**PROBLEM**
Copy out every line exactly, passing over the pictures.

**RAW DATA**

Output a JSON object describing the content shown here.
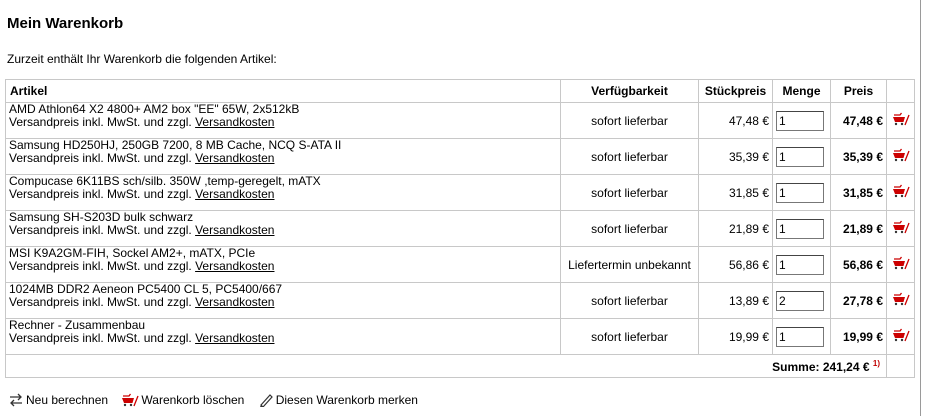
{
  "page": {
    "title": "Mein Warenkorb",
    "intro": "Zurzeit enthält Ihr Warenkorb die folgenden Artikel:"
  },
  "table": {
    "headers": {
      "article": "Artikel",
      "availability": "Verfügbarkeit",
      "unit_price": "Stückpreis",
      "quantity": "Menge",
      "price": "Preis"
    },
    "rows": [
      {
        "name": "AMD Athlon64 X2 4800+ AM2 box \"EE\" 65W, 2x512kB",
        "shipping_text": "Versandpreis inkl. MwSt. und zzgl.",
        "shipping_link": "Versandkosten",
        "availability": "sofort lieferbar",
        "unit_price": "47,48 €",
        "quantity": "1",
        "price": "47,48 €"
      },
      {
        "name": "Samsung HD250HJ, 250GB 7200, 8 MB Cache, NCQ S-ATA II",
        "shipping_text": "Versandpreis inkl. MwSt. und zzgl.",
        "shipping_link": "Versandkosten",
        "availability": "sofort lieferbar",
        "unit_price": "35,39 €",
        "quantity": "1",
        "price": "35,39 €"
      },
      {
        "name": "Compucase 6K11BS sch/silb. 350W ,temp-geregelt, mATX",
        "shipping_text": "Versandpreis inkl. MwSt. und zzgl.",
        "shipping_link": "Versandkosten",
        "availability": "sofort lieferbar",
        "unit_price": "31,85 €",
        "quantity": "1",
        "price": "31,85 €"
      },
      {
        "name": "Samsung SH-S203D bulk schwarz",
        "shipping_text": "Versandpreis inkl. MwSt. und zzgl.",
        "shipping_link": "Versandkosten",
        "availability": "sofort lieferbar",
        "unit_price": "21,89 €",
        "quantity": "1",
        "price": "21,89 €"
      },
      {
        "name": "MSI K9A2GM-FIH, Sockel AM2+, mATX, PCIe",
        "shipping_text": "Versandpreis inkl. MwSt. und zzgl.",
        "shipping_link": "Versandkosten",
        "availability": "Liefertermin unbekannt",
        "unit_price": "56,86 €",
        "quantity": "1",
        "price": "56,86 €"
      },
      {
        "name": "1024MB DDR2 Aeneon PC5400 CL 5, PC5400/667",
        "shipping_text": "Versandpreis inkl. MwSt. und zzgl.",
        "shipping_link": "Versandkosten",
        "availability": "sofort lieferbar",
        "unit_price": "13,89 €",
        "quantity": "2",
        "price": "27,78 €"
      },
      {
        "name": "Rechner - Zusammenbau",
        "shipping_text": "Versandpreis inkl. MwSt. und zzgl.",
        "shipping_link": "Versandkosten",
        "availability": "sofort lieferbar",
        "unit_price": "19,99 €",
        "quantity": "1",
        "price": "19,99 €"
      }
    ],
    "sum_label": "Summe: 241,24 €",
    "sum_note": "1)"
  },
  "actions": {
    "recalculate": {
      "label": "Neu berechnen",
      "icon": "recalculate-arrows-icon"
    },
    "clear_cart": {
      "label": "Warenkorb löschen",
      "icon": "delete-cart-icon"
    },
    "remember_cart": {
      "label": "Diesen Warenkorb merken",
      "icon": "pencil-icon"
    }
  },
  "colors": {
    "delete_icon": "#cc0000",
    "note": "#c00000",
    "border": "#c8c8c8"
  }
}
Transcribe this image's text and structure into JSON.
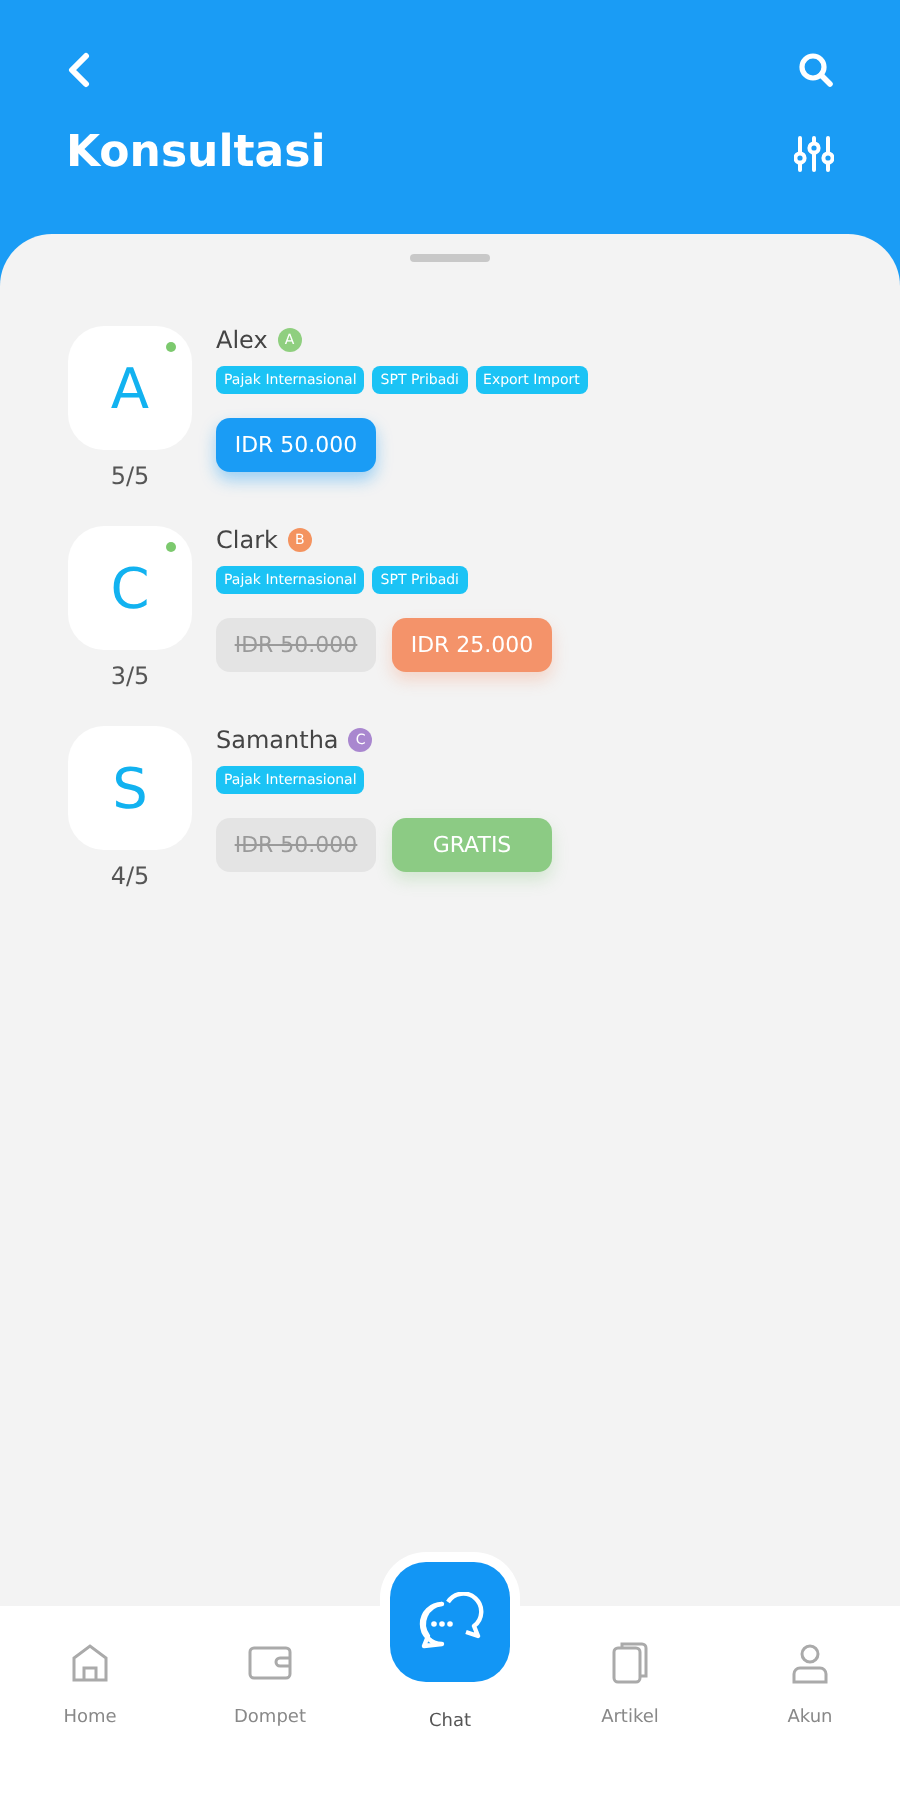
{
  "header": {
    "title": "Konsultasi"
  },
  "consultants": [
    {
      "initial": "A",
      "online": true,
      "rating": "5/5",
      "name": "Alex",
      "grade": "A",
      "color": "#8fcf7f",
      "tags": [
        "Pajak Internasional",
        "SPT Pribadi",
        "Export Import"
      ],
      "prices": [
        {
          "kind": "regular",
          "text": "IDR 50.000"
        }
      ]
    },
    {
      "initial": "C",
      "online": true,
      "rating": "3/5",
      "name": "Clark",
      "grade": "B",
      "color": "#f4935f",
      "tags": [
        "Pajak Internasional",
        "SPT Pribadi"
      ],
      "prices": [
        {
          "kind": "struck",
          "text": "IDR 50.000"
        },
        {
          "kind": "discount",
          "text": "IDR 25.000"
        }
      ]
    },
    {
      "initial": "S",
      "online": false,
      "rating": "4/5",
      "name": "Samantha",
      "grade": "C",
      "color": "#a987cf",
      "tags": [
        "Pajak Internasional"
      ],
      "prices": [
        {
          "kind": "struck",
          "text": "IDR 50.000"
        },
        {
          "kind": "free",
          "text": "GRATIS"
        }
      ]
    }
  ],
  "nav": [
    {
      "kind": "home",
      "label": "Home",
      "selected": false
    },
    {
      "kind": "wallet",
      "label": "Dompet",
      "selected": false
    },
    {
      "kind": "chat",
      "label": "Chat",
      "selected": true
    },
    {
      "kind": "article",
      "label": "Artikel",
      "selected": false
    },
    {
      "kind": "account",
      "label": "Akun",
      "selected": false
    }
  ]
}
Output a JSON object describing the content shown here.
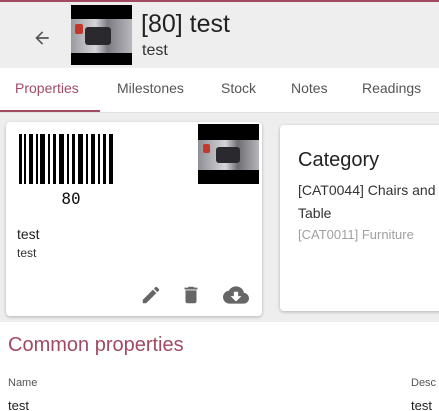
{
  "header": {
    "title": "[80] test",
    "subtitle": "test"
  },
  "tabs": [
    {
      "label": "Properties",
      "active": true
    },
    {
      "label": "Milestones",
      "active": false
    },
    {
      "label": "Stock",
      "active": false
    },
    {
      "label": "Notes",
      "active": false
    },
    {
      "label": "Readings",
      "active": false
    }
  ],
  "card": {
    "barcode_value": "80",
    "name": "test",
    "description": "test",
    "actions": [
      "edit-icon",
      "delete-icon",
      "download-icon"
    ]
  },
  "category": {
    "heading": "Category",
    "value": "[CAT0044] Chairs and Table",
    "parent": "[CAT0011] Furniture"
  },
  "common_properties": {
    "title": "Common properties",
    "columns": [
      {
        "label": "Name",
        "value": "test"
      },
      {
        "label": "Desc",
        "value": "test"
      }
    ]
  },
  "colors": {
    "accent": "#a24a63"
  }
}
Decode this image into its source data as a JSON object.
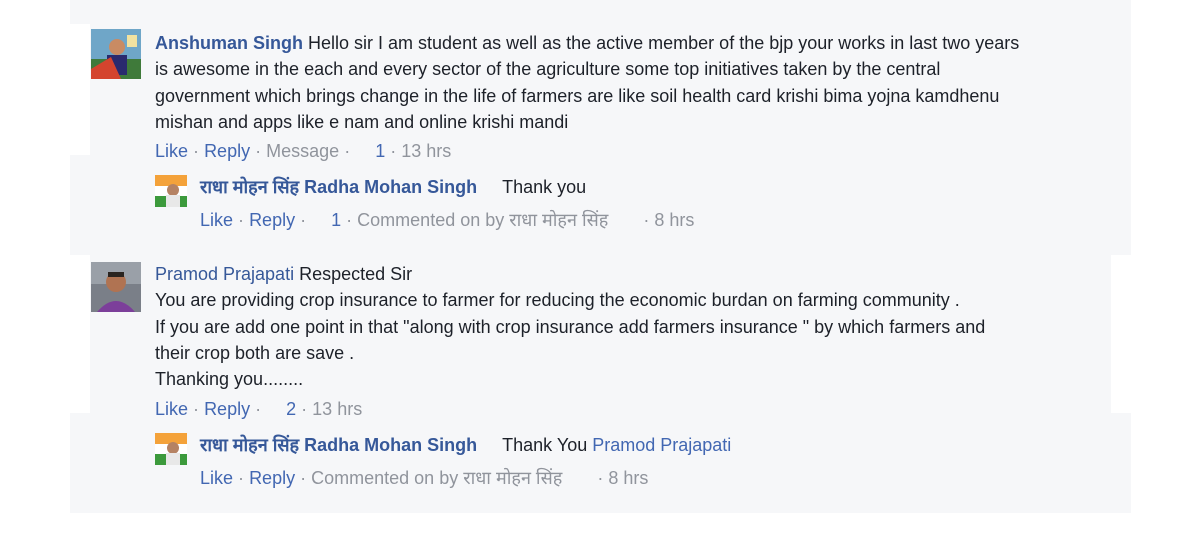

**REPLY**
Output a JSON object describing the content shown here.
{
  "page": {
    "title": "Mein Warenkorb",
    "intro": "Zurzeit enthält Ihr Warenkorb die folgenden Artikel:"
  },
  "table": {
    "headers": {
      "article": "Artikel",
      "availability": "Verfügbarkeit",
      "unit_price": "Stückpreis",
      "quantity": "Menge",
      "price": "Preis"
    },
    "rows": [
      {
        "name": "AMD Athlon64 X2 4800+ AM2 box \"EE\" 65W, 2x512kB",
        "shipping_text": "Versandpreis inkl. MwSt. und zzgl.",
        "shipping_link": "Versandkosten",
        "availability": "sofort lieferbar",
        "unit_price": "47,48 €",
        "quantity": "1",
        "price": "47,48 €"
      },
      {
        "name": "Samsung HD250HJ, 250GB 7200, 8 MB Cache, NCQ S-ATA II",
        "shipping_text": "Versandpreis inkl. MwSt. und zzgl.",
        "shipping_link": "Versandkosten",
        "availability": "sofort lieferbar",
        "unit_price": "35,39 €",
        "quantity": "1",
        "price": "35,39 €"
      },
      {
        "name": "Compucase 6K11BS sch/silb. 350W ,temp-geregelt, mATX",
        "shipping_text": "Versandpreis inkl. MwSt. und zzgl.",
        "shipping_link": "Versandkosten",
        "availability": "sofort lieferbar",
        "unit_price": "31,85 €",
        "quantity": "1",
        "price": "31,85 €"
      },
      {
        "name": "Samsung SH-S203D bulk schwarz",
        "shipping_text": "Versandpreis inkl. MwSt. und zzgl.",
        "shipping_link": "Versandkosten",
        "availability": "sofort lieferbar",
        "unit_price": "21,89 €",
        "quantity": "1",
        "price": "21,89 €"
      },
      {
        "name": "MSI K9A2GM-FIH, Sockel AM2+, mATX, PCIe",
        "shipping_text": "Versandpreis inkl. MwSt. und zzgl.",
        "shipping_link": "Versandkosten",
        "availability": "Liefertermin unbekannt",
        "unit_price": "56,86 €",
        "quantity": "1",
        "price": "56,86 €"
      },
      {
        "name": "1024MB DDR2 Aeneon PC5400 CL 5, PC5400/667",
        "shipping_text": "Versandpreis inkl. MwSt. und zzgl.",
        "shipping_link": "Versandkosten",
        "availability": "sofort lieferbar",
        "unit_price": "13,89 €",
        "quantity": "2",
        "price": "27,78 €"
      },
      {
        "name": "Rechner - Zusammenbau",
        "shipping_text": "Versandpreis inkl. MwSt. und zzgl.",
        "shipping_link": "Versandkosten",
        "availability": "sofort lieferbar",
        "unit_price": "19,99 €",
        "quantity": "1",
        "price": "19,99 €"
      }
    ],
    "sum_label": "Summe: 241,24 €",
    "sum_note": "1)"
  },
  "actions": {
    "recalculate": {
      "label": "Neu berechnen",
      "icon": "recalculate-arrows-icon"
    },
    "clear_cart": {
      "label": "Warenkorb löschen",
      "icon": "delete-cart-icon"
    },
    "remember_cart": {
      "label": "Diesen Warenkorb merken",
      "icon": "pencil-icon"
    }
  },
  "colors": {
    "delete_icon": "#cc0000",
    "note": "#c00000",
    "border": "#c8c8c8"
  }
}
Transcribe this image's text and structure into JSON.
{
  "header": {
    "title": "Konsultasi"
  },
  "consultants": [
    {
      "initial": "A",
      "online": true,
      "rating": "5/5",
      "name": "Alex",
      "grade": "A",
      "color": "#8fcf7f",
      "tags": [
        "Pajak Internasional",
        "SPT Pribadi",
        "Export Import"
      ],
      "prices": [
        {
          "kind": "regular",
          "text": "IDR 50.000"
        }
      ]
    },
    {
      "initial": "C",
      "online": true,
      "rating": "3/5",
      "name": "Clark",
      "grade": "B",
      "color": "#f4935f",
      "tags": [
        "Pajak Internasional",
        "SPT Pribadi"
      ],
      "prices": [
        {
          "kind": "struck",
          "text": "IDR 50.000"
        },
        {
          "kind": "discount",
          "text": "IDR 25.000"
        }
      ]
    },
    {
      "initial": "S",
      "online": false,
      "rating": "4/5",
      "name": "Samantha",
      "grade": "C",
      "color": "#a987cf",
      "tags": [
        "Pajak Internasional"
      ],
      "prices": [
        {
          "kind": "struck",
          "text": "IDR 50.000"
        },
        {
          "kind": "free",
          "text": "GRATIS"
        }
      ]
    }
  ],
  "nav": [
    {
      "kind": "home",
      "label": "Home",
      "selected": false
    },
    {
      "kind": "wallet",
      "label": "Dompet",
      "selected": false
    },
    {
      "kind": "chat",
      "label": "Chat",
      "selected": true
    },
    {
      "kind": "article",
      "label": "Artikel",
      "selected": false
    },
    {
      "kind": "account",
      "label": "Akun",
      "selected": false
    }
  ]
}
Output a JSON object describing the content shown here.
{
  "header": {
    "title": "[80] test",
    "subtitle": "test"
  },
  "tabs": [
    {
      "label": "Properties",
      "active": true
    },
    {
      "label": "Milestones",
      "active": false
    },
    {
      "label": "Stock",
      "active": false
    },
    {
      "label": "Notes",
      "active": false
    },
    {
      "label": "Readings",
      "active": false
    }
  ],
  "card": {
    "barcode_value": "80",
    "name": "test",
    "description": "test",
    "actions": [
      "edit-icon",
      "delete-icon",
      "download-icon"
    ]
  },
  "category": {
    "heading": "Category",
    "value": "[CAT0044] Chairs and Table",
    "parent": "[CAT0011] Furniture"
  },
  "common_properties": {
    "title": "Common properties",
    "columns": [
      {
        "label": "Name",
        "value": "test"
      },
      {
        "label": "Desc",
        "value": "test"
      }
    ]
  },
  "colors": {
    "accent": "#a24a63"
  }
}
Decode this image into its source data as a JSON object.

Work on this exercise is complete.